Problem statement => Copy the listing below word for word, beginning at the line that contains "header-actions: ··· — [406, 10, 453, 26]" and ending after the line that contains "repost-count: 1.5K — [159, 489, 182, 501]".
++++ Material provided
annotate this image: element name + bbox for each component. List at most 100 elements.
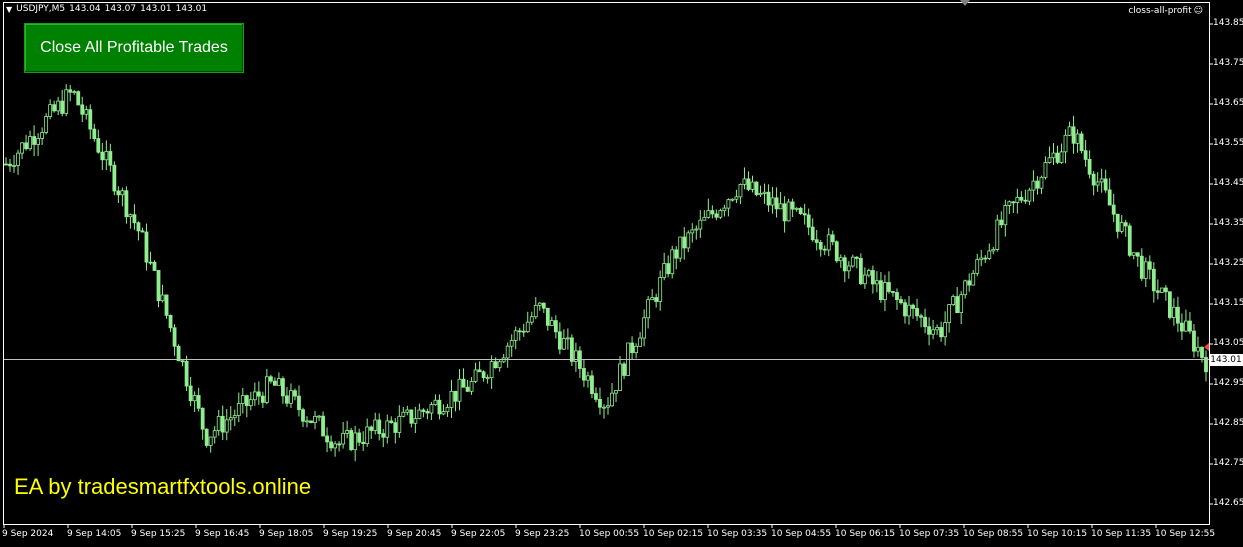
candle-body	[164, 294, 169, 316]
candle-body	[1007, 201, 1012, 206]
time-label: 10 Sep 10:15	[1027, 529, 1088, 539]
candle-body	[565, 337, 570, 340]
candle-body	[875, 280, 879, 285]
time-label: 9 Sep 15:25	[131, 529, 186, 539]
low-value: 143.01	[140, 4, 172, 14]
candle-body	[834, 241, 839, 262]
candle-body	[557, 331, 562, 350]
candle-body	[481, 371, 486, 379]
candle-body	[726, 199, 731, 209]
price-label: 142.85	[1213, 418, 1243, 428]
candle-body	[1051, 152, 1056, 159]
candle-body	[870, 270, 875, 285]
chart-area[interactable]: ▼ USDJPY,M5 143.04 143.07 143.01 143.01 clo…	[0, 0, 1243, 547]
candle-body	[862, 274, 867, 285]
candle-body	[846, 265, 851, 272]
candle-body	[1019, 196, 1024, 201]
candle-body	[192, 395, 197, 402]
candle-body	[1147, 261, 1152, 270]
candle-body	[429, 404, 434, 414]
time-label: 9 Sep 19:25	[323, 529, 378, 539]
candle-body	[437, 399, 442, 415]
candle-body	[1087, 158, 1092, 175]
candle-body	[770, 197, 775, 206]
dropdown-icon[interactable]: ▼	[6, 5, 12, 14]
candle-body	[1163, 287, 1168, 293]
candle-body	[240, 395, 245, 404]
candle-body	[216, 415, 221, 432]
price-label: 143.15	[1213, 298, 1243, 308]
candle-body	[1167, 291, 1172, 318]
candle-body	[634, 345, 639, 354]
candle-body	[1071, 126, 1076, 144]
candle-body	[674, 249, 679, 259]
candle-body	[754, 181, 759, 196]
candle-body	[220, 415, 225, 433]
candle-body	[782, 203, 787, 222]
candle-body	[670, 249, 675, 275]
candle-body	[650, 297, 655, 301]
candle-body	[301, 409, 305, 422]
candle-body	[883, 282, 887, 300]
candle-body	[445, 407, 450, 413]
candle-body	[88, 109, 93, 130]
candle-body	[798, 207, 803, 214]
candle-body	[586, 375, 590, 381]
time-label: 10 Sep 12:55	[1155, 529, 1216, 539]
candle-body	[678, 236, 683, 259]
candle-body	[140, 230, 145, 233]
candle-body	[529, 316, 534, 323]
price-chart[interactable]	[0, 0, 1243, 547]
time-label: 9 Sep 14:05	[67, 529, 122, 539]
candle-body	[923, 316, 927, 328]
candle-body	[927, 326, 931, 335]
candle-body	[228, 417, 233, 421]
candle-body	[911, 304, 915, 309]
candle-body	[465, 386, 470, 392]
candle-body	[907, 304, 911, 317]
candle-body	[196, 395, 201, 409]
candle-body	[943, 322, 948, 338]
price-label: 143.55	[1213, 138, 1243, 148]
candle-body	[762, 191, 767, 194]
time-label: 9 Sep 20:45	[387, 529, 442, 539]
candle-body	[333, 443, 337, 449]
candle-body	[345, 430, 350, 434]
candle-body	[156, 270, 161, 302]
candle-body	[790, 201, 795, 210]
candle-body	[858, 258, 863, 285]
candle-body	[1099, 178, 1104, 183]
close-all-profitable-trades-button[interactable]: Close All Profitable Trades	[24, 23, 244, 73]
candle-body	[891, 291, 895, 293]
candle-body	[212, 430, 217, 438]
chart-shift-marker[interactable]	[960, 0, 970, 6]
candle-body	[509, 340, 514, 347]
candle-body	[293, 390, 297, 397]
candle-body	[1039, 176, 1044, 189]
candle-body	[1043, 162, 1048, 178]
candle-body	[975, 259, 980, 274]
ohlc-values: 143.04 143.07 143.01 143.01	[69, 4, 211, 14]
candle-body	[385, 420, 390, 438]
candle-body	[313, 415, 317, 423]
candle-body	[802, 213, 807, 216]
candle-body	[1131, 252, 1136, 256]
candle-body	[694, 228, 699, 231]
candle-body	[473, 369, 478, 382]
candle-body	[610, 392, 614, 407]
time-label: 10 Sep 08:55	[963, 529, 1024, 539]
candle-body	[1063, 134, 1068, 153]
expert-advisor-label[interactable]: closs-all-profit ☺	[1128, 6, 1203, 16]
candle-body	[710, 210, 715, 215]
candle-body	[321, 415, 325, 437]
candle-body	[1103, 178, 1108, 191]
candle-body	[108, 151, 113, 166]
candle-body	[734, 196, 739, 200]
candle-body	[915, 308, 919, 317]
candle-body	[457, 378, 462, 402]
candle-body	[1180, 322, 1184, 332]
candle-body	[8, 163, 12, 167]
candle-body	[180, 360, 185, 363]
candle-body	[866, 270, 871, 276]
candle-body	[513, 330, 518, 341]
++++++++
++++ Material provided
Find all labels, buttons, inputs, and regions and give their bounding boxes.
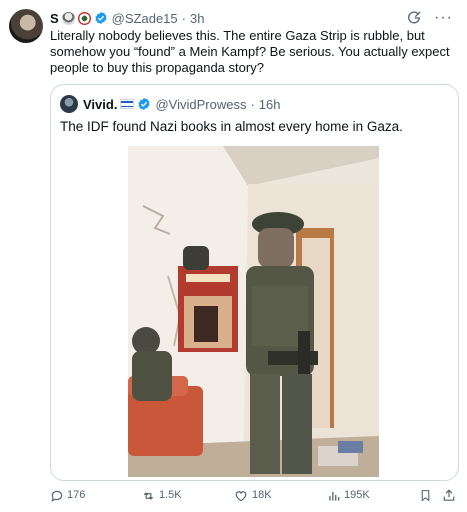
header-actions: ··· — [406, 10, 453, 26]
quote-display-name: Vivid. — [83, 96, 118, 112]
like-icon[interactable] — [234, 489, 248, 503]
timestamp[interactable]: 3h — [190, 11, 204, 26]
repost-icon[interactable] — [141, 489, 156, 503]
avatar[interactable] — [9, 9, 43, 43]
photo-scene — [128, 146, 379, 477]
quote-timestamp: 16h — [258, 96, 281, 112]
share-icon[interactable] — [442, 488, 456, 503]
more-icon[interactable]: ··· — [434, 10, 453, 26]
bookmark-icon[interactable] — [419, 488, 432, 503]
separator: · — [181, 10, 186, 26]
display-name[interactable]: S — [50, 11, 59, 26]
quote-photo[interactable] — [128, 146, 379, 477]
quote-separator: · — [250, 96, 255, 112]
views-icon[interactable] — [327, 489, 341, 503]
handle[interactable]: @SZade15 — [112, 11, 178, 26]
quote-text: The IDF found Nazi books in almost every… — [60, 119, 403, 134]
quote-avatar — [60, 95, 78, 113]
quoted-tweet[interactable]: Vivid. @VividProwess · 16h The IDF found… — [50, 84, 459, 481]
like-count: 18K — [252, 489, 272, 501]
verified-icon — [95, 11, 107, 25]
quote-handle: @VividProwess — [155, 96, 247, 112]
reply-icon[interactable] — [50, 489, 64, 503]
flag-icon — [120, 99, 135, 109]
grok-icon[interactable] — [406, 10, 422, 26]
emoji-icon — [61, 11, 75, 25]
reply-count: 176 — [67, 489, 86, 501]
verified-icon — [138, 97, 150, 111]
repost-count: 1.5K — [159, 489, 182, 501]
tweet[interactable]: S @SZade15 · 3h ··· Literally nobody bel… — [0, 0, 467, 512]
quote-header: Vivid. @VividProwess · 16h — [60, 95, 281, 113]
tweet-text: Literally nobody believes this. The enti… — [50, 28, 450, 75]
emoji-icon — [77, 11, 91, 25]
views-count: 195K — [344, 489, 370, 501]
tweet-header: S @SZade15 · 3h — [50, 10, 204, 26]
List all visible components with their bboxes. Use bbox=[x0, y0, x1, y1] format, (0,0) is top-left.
++++++++
The completed task =>
header-actions: ··· — [406, 10, 453, 26]
quote-display-name: Vivid. — [83, 96, 118, 112]
like-icon[interactable] — [234, 489, 248, 503]
timestamp[interactable]: 3h — [190, 11, 204, 26]
repost-icon[interactable] — [141, 489, 156, 503]
avatar[interactable] — [9, 9, 43, 43]
photo-scene — [128, 146, 379, 477]
quote-timestamp: 16h — [258, 96, 281, 112]
share-icon[interactable] — [442, 488, 456, 503]
more-icon[interactable]: ··· — [434, 10, 453, 26]
bookmark-icon[interactable] — [419, 488, 432, 503]
separator: · — [181, 10, 186, 26]
display-name[interactable]: S — [50, 11, 59, 26]
quote-photo[interactable] — [128, 146, 379, 477]
quote-separator: · — [250, 96, 255, 112]
views-icon[interactable] — [327, 489, 341, 503]
handle[interactable]: @SZade15 — [112, 11, 178, 26]
quote-text: The IDF found Nazi books in almost every… — [60, 119, 403, 134]
quote-avatar — [60, 95, 78, 113]
quoted-tweet[interactable]: Vivid. @VividProwess · 16h The IDF found… — [50, 84, 459, 481]
like-count: 18K — [252, 489, 272, 501]
verified-icon — [95, 11, 107, 25]
quote-handle: @VividProwess — [155, 96, 247, 112]
reply-icon[interactable] — [50, 489, 64, 503]
flag-icon — [120, 99, 135, 109]
grok-icon[interactable] — [406, 10, 422, 26]
emoji-icon — [61, 11, 75, 25]
reply-count: 176 — [67, 489, 86, 501]
verified-icon — [138, 97, 150, 111]
repost-count: 1.5K — [159, 489, 182, 501]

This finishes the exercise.